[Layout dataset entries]

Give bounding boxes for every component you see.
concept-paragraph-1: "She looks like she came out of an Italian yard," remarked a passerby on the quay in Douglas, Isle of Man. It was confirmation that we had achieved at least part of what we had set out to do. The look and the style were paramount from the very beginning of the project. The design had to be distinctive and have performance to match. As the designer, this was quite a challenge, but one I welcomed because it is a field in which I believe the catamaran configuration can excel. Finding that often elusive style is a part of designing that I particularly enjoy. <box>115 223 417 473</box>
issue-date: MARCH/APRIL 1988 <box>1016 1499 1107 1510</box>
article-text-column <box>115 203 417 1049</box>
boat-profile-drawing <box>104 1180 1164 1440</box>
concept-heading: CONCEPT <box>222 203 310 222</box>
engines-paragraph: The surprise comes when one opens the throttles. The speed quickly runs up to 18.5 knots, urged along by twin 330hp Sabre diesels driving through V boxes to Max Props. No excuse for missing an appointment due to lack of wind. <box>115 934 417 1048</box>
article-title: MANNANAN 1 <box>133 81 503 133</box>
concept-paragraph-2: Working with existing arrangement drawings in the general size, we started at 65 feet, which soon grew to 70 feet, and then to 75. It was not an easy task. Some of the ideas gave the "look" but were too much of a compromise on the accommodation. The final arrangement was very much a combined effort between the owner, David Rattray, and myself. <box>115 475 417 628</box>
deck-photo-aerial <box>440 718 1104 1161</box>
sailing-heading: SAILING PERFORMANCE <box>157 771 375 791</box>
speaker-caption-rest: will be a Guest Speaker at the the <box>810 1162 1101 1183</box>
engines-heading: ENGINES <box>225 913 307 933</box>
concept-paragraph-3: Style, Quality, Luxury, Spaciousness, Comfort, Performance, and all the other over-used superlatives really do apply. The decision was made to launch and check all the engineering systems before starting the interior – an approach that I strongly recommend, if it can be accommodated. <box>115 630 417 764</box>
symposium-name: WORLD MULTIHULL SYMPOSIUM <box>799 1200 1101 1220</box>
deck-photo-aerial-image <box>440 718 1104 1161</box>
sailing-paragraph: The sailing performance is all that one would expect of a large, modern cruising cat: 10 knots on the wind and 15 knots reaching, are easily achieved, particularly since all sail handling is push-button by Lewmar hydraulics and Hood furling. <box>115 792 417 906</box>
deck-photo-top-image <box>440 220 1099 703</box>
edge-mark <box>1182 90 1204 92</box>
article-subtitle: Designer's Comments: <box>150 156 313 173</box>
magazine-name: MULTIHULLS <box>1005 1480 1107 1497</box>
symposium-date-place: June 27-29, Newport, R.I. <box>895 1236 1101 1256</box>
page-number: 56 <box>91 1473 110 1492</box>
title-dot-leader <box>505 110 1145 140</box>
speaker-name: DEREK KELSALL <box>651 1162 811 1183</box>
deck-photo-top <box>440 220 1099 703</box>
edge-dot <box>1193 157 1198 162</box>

* * *

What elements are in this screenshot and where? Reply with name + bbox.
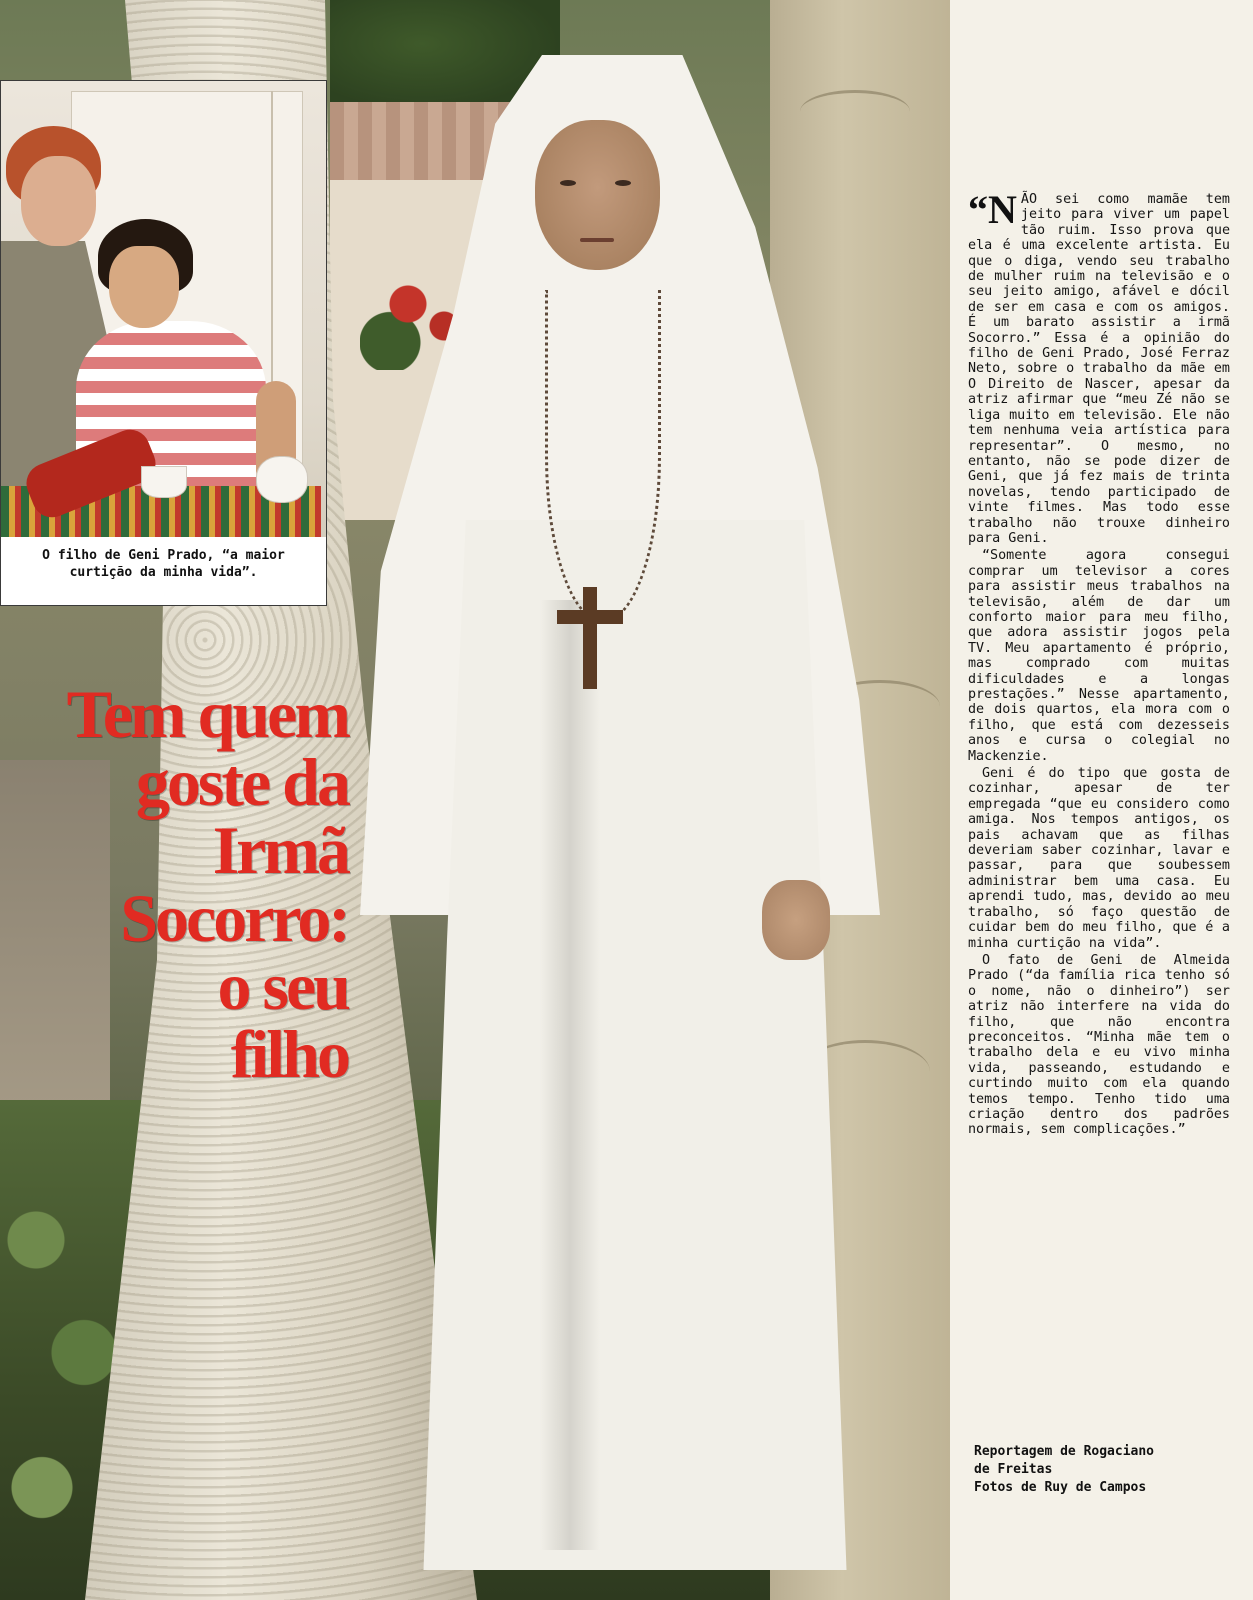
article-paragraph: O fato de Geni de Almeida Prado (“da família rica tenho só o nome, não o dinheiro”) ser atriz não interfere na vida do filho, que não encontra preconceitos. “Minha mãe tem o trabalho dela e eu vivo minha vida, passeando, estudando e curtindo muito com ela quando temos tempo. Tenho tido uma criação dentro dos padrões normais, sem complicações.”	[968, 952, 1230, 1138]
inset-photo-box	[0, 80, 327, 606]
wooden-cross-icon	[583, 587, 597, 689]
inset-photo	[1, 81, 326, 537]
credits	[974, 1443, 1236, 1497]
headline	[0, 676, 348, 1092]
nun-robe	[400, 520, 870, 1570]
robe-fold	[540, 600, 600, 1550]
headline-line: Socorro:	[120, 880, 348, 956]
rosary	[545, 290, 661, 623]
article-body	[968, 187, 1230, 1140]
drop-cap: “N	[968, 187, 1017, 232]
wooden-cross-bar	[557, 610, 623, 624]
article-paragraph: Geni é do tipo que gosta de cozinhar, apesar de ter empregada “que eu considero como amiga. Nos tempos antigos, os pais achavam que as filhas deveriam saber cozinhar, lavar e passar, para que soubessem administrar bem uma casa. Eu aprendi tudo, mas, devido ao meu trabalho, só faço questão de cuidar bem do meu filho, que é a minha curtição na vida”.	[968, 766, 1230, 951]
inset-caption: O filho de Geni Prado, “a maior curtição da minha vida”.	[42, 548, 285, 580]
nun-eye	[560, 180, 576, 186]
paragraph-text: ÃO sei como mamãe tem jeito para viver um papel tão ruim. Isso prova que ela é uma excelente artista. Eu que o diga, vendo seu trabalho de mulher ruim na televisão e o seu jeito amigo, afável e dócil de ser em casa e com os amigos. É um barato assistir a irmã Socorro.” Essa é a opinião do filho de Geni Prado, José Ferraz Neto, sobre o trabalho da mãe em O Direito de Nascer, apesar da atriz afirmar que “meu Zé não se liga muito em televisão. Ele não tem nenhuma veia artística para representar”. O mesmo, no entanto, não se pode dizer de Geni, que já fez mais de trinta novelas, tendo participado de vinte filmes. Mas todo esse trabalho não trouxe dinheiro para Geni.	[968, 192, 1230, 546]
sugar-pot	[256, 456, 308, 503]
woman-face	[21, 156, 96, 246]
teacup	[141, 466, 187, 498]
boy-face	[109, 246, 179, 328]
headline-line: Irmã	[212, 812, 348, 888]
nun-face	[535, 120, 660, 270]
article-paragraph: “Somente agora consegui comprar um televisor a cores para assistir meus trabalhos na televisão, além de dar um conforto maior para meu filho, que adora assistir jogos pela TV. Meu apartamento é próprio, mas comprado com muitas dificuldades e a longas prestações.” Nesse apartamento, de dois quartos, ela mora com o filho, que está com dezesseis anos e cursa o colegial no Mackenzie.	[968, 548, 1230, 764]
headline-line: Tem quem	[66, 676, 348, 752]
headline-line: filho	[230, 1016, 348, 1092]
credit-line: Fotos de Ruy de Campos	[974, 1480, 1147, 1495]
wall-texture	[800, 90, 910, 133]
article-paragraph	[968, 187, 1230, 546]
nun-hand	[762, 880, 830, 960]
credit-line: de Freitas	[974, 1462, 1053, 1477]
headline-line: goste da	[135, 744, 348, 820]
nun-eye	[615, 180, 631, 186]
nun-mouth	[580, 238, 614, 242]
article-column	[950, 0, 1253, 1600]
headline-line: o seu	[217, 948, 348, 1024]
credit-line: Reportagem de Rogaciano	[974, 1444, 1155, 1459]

* * *

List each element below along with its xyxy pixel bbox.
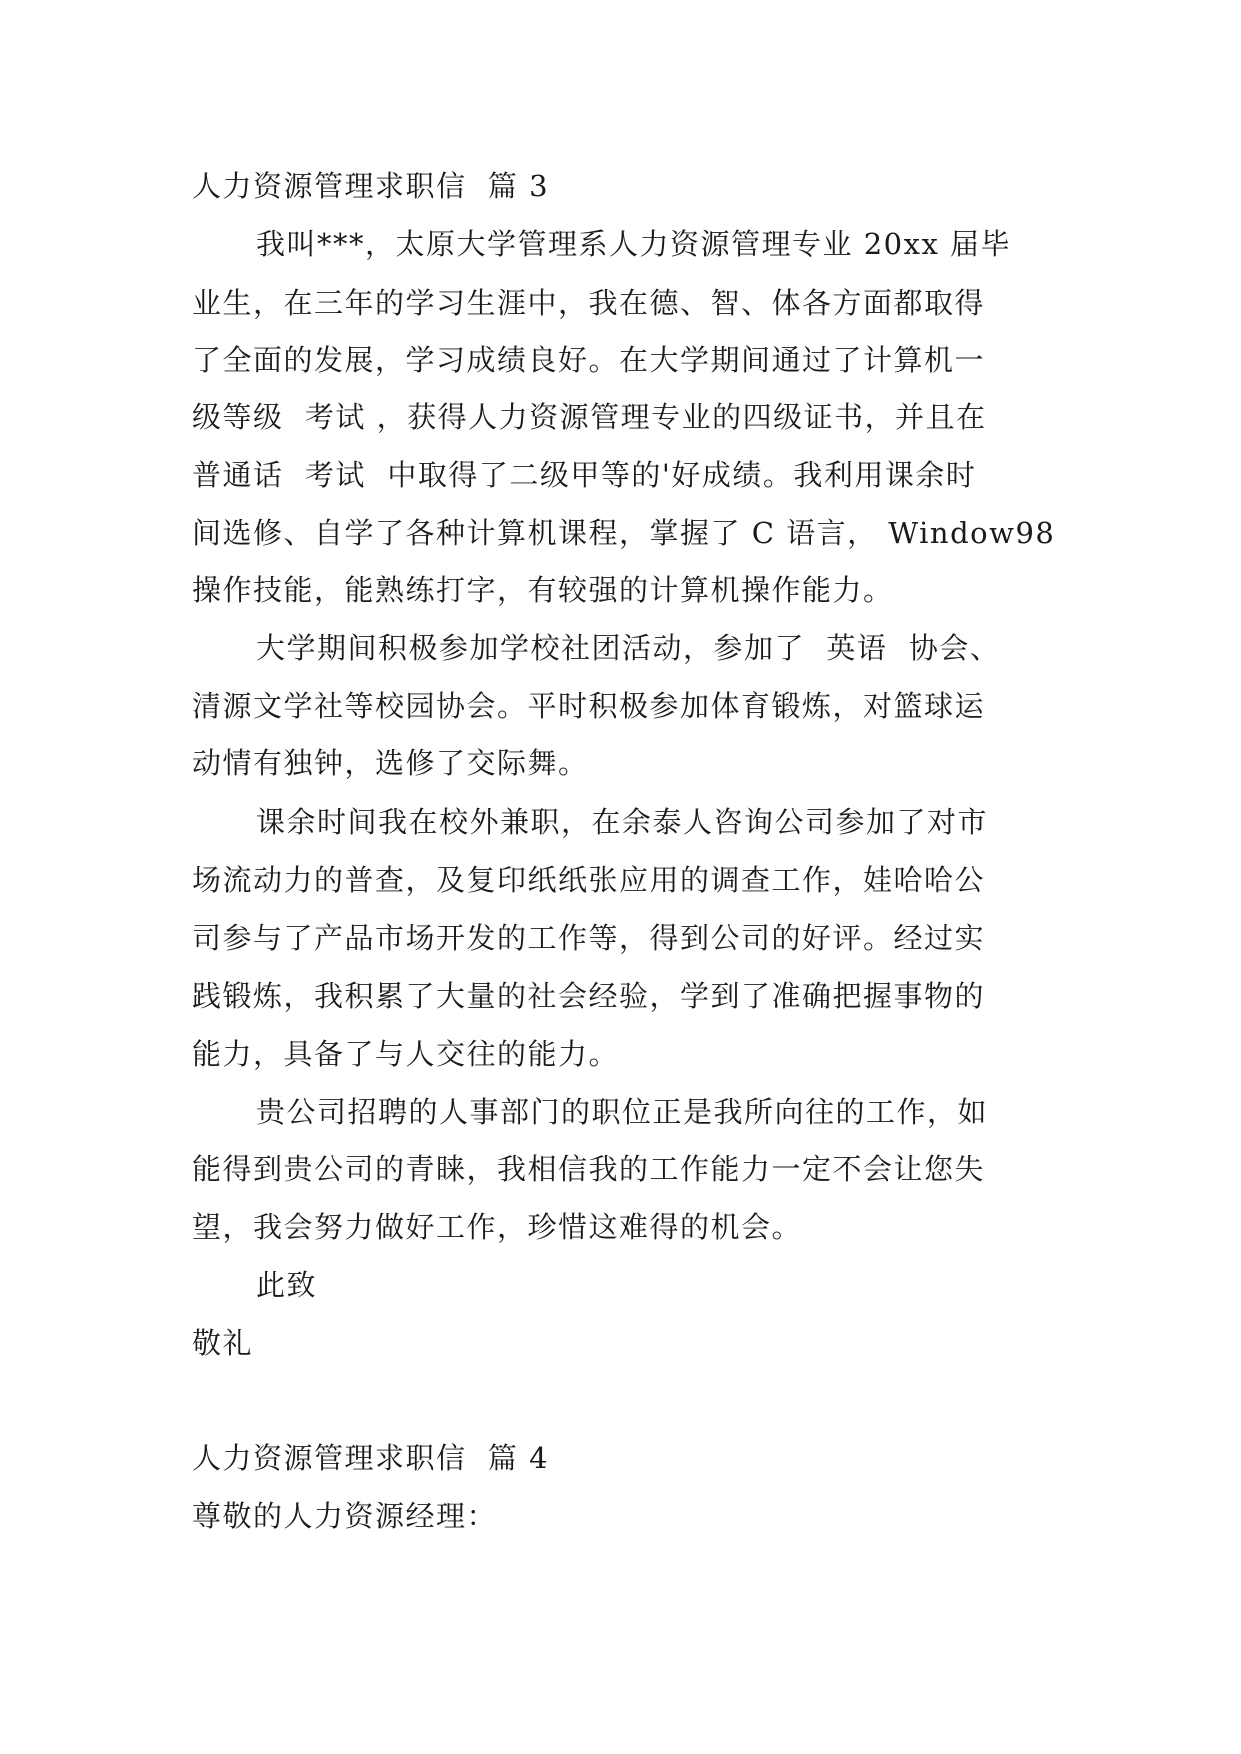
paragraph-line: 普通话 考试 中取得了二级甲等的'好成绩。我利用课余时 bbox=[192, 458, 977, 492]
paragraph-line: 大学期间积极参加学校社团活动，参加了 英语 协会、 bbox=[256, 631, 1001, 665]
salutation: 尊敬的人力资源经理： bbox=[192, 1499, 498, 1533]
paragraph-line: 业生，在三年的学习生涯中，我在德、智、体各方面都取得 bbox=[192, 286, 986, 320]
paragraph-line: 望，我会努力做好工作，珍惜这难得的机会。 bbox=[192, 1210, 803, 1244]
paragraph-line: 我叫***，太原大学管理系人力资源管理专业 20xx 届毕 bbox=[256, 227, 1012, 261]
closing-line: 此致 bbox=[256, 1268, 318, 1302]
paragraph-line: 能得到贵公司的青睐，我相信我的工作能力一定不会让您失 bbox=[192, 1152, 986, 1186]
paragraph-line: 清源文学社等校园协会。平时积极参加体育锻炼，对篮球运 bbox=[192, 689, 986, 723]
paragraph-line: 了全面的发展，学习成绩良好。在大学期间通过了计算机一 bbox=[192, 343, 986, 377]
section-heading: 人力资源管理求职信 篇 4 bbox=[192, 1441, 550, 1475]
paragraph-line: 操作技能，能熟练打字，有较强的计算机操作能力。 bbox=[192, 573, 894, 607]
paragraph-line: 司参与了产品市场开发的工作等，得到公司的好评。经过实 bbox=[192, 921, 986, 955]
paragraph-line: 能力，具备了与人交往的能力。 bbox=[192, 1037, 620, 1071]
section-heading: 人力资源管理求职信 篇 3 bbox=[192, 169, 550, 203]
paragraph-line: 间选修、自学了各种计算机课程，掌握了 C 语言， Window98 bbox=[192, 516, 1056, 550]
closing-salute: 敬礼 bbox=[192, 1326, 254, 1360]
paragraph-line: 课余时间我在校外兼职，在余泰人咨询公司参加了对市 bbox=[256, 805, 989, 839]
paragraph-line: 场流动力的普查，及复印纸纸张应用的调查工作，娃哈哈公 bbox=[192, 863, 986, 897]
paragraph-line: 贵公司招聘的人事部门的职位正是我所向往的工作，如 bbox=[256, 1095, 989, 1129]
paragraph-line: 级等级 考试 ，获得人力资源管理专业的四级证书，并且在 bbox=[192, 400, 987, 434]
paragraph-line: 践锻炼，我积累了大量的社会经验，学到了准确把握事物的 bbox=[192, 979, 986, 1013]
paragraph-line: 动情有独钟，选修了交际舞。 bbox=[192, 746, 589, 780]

Brief:
Which lines of the entries above contain the string "人力资源管理求职信"? Report each of those lines in full.

Written reply:
section-heading: 人力资源管理求职信 篇 4 bbox=[192, 1441, 550, 1475]
section-heading: 人力资源管理求职信 篇 3 bbox=[192, 169, 550, 203]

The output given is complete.